--- Begin ---

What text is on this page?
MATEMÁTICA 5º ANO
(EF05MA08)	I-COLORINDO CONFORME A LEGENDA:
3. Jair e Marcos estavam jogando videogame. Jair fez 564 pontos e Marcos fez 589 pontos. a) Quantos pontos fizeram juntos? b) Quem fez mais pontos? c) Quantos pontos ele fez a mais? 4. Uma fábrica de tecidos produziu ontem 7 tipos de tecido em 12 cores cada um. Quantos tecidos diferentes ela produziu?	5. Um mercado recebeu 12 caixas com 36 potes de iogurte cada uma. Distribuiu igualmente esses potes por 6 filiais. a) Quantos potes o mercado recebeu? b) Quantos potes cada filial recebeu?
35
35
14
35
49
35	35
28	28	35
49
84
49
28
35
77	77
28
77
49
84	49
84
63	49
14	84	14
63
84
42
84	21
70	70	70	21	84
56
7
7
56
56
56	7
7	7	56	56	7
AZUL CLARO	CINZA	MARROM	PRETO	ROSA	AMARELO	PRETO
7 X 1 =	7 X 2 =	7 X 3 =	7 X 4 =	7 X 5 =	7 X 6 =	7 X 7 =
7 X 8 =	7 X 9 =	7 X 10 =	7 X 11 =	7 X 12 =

--- End ---

_WHAT IS NEEDED_.
Restate the data above exactly, keeping each word as it stands.

_THE REPLY_.
What text is on this page?
MATEMÁTICA 5º ANO
(EF05MA08)	I-COLORINDO CONFORME A LEGENDA:
3. Jair e Marcos estavam jogando videogame. Jair fez 564 pontos e Marcos fez 589 pontos. a) Quantos pontos fizeram juntos? b) Quem fez mais pontos? c) Quantos pontos ele fez a mais? 4. Uma fábrica de tecidos produziu ontem 7 tipos de tecido em 12 cores cada um. Quantos tecidos diferentes ela produziu?	5. Um mercado recebeu 12 caixas com 36 potes de iogurte cada uma. Distribuiu igualmente esses potes por 6 filiais. a) Quantos potes o mercado recebeu? b) Quantos potes cada filial recebeu?
35
35
14
35
49
35	35
28	28	35
49
84
49
28
35
77	77
28
77
49
84	49
84
63	49
14	84	14
63
84
42
84	21
70	70	70	21	84
56
7
7
56
56
56	7
7	7	56	56	7
AZUL CLARO	CINZA	MARROM	PRETO	ROSA	AMARELO	PRETO
7 X 1 =	7 X 2 =	7 X 3 =	7 X 4 =	7 X 5 =	7 X 6 =	7 X 7 =
7 X 8 =	7 X 9 =	7 X 10 =	7 X 11 =	7 X 12 =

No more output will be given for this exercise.